EXERCISE DETAILS — Go through the entries below and collect each line with the string "ideje" in it.

## START

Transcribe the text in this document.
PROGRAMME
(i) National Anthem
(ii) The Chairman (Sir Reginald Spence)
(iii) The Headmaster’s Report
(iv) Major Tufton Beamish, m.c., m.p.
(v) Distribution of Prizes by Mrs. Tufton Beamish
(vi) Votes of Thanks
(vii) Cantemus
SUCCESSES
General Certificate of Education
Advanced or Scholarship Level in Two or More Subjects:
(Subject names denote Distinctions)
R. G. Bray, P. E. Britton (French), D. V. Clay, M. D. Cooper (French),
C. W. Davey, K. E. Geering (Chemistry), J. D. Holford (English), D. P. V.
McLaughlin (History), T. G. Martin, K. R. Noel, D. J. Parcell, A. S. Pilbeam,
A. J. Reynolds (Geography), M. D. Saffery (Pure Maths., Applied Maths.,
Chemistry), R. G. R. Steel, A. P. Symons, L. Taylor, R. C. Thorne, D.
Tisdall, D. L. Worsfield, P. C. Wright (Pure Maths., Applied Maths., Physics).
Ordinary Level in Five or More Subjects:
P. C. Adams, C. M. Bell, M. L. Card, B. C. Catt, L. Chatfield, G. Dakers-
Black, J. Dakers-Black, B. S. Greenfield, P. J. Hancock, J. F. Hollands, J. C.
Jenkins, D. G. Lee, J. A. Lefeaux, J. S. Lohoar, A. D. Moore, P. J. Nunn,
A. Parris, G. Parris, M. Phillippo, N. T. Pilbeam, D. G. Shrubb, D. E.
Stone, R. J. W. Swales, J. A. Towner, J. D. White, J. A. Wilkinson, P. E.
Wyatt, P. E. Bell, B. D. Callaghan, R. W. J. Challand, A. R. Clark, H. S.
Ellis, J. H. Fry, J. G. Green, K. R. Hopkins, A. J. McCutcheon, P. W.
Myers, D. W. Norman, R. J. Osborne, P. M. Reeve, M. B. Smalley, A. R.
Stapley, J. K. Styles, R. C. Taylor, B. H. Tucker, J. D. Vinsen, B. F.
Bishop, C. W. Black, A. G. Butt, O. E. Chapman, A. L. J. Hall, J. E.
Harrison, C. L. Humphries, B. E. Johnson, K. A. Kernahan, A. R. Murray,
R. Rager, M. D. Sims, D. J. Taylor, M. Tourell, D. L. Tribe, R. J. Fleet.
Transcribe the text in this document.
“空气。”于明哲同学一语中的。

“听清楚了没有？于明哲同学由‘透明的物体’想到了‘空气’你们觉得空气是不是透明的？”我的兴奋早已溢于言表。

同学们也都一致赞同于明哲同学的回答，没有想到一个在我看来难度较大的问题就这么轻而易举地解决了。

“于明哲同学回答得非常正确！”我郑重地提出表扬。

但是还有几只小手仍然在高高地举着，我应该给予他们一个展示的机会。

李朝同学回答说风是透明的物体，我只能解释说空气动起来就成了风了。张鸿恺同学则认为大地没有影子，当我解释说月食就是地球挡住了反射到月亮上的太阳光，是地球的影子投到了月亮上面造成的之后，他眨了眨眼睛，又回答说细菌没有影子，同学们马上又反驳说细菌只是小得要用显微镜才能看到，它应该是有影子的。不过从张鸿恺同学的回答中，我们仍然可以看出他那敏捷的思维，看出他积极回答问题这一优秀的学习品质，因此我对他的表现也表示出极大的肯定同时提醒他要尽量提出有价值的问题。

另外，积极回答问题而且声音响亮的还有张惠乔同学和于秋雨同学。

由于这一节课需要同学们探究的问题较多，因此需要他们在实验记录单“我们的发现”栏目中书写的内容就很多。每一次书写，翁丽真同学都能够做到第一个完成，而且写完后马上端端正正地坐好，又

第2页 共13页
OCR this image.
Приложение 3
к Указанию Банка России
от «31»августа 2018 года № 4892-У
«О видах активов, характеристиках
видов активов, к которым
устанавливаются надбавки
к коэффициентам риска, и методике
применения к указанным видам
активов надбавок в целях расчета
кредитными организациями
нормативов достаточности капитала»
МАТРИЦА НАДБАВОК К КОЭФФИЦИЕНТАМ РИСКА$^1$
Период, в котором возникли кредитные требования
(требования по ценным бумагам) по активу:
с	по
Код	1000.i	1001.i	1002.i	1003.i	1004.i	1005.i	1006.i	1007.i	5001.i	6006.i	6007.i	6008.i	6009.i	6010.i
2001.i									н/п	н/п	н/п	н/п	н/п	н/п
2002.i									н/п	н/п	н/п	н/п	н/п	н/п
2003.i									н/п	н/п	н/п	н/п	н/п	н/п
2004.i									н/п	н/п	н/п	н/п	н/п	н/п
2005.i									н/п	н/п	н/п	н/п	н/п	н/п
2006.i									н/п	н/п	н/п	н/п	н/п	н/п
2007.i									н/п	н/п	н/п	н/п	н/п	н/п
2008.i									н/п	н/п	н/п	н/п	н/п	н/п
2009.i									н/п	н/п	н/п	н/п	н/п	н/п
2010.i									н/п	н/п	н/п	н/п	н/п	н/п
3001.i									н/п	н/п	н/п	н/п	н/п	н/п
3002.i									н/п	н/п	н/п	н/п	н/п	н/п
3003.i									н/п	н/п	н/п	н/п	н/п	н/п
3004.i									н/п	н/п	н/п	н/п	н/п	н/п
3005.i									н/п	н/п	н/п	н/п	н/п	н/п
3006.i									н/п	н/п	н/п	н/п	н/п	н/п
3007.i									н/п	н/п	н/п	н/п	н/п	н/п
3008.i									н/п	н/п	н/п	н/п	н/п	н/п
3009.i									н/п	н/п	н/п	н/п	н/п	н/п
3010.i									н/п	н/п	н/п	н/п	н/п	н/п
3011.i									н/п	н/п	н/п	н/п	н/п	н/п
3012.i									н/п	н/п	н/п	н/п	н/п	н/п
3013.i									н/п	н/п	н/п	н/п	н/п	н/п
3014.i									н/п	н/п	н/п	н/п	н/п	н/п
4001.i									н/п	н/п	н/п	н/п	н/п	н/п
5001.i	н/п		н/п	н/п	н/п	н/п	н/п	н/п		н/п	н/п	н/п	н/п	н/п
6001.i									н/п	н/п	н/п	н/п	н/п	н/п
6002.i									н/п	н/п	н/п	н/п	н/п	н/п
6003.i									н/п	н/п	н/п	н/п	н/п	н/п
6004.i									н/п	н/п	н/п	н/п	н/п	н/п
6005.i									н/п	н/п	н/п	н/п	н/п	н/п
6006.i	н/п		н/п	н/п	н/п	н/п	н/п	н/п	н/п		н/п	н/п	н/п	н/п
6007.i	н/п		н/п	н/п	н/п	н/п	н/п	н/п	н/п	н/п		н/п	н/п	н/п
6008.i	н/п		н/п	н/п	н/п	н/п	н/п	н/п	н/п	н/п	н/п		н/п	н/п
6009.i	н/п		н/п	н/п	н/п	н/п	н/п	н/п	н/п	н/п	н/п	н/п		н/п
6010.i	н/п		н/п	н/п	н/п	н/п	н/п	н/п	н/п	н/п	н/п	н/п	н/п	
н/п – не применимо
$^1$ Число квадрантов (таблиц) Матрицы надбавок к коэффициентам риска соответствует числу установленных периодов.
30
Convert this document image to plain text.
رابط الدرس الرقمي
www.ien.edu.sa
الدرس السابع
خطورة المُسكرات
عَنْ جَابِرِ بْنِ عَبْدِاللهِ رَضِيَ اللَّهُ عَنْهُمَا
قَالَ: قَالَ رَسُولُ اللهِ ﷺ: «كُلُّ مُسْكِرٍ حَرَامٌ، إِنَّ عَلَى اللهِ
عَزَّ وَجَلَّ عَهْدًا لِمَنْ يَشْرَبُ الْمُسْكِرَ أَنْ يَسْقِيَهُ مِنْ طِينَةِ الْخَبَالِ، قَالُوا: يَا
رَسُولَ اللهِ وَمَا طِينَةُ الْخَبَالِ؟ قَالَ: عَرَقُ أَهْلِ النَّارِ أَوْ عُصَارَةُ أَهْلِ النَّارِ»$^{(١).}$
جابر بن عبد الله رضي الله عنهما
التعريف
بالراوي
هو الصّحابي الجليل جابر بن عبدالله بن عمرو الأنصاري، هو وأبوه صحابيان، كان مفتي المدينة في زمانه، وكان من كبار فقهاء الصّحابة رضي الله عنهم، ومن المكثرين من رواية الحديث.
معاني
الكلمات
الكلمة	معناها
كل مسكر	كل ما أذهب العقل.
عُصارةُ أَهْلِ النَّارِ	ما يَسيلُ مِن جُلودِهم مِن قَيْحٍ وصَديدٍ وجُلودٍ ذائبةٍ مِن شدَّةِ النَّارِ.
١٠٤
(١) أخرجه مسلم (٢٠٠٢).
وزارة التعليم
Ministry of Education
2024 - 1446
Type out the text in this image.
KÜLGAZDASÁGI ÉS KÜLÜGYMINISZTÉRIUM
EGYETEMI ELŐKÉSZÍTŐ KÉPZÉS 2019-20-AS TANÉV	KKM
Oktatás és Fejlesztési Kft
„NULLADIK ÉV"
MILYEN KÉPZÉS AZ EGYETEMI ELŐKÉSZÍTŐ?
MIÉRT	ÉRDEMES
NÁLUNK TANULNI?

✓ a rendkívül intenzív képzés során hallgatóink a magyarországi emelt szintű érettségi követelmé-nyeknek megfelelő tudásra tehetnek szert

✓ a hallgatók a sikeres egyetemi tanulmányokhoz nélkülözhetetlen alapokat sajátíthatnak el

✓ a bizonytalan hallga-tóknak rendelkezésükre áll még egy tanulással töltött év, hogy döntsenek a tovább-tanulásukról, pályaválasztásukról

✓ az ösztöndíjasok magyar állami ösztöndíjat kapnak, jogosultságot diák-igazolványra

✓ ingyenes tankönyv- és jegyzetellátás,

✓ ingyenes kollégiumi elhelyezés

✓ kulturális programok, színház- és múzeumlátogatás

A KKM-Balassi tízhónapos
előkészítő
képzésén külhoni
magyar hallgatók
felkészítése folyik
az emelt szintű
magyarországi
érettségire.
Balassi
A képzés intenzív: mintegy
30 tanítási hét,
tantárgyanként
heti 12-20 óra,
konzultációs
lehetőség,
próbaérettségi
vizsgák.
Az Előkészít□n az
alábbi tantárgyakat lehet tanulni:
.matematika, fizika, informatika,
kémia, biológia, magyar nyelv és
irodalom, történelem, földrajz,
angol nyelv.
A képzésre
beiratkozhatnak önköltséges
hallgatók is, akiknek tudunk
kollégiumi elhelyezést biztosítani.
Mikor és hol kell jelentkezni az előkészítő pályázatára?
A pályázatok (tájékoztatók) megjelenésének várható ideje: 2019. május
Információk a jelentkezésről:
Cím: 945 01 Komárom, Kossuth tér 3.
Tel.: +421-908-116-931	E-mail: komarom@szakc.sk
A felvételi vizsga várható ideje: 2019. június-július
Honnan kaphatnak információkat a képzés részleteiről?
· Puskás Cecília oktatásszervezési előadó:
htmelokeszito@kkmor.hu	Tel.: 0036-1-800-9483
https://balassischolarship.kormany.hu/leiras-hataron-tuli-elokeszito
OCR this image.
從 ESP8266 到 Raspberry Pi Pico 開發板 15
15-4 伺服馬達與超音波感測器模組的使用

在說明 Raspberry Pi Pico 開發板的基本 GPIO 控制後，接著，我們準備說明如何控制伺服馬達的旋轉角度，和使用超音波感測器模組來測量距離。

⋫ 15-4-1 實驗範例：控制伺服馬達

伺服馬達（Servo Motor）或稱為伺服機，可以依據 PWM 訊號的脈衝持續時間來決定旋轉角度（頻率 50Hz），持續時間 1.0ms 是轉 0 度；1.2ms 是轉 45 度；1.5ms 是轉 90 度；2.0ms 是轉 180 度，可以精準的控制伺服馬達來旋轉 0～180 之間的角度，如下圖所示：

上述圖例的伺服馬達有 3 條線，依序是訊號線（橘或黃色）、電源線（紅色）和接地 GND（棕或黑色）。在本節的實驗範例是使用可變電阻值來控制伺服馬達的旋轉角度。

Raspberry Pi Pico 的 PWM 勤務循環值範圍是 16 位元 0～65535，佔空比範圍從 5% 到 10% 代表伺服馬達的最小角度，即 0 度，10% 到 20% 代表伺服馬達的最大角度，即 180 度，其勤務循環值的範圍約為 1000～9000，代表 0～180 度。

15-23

## END

TASK SOLUTION —
A pályázatok (tájékoztatók) megjelenésének várható ideje: 2019. május
A felvételi vizsga várható ideje: 2019. június-július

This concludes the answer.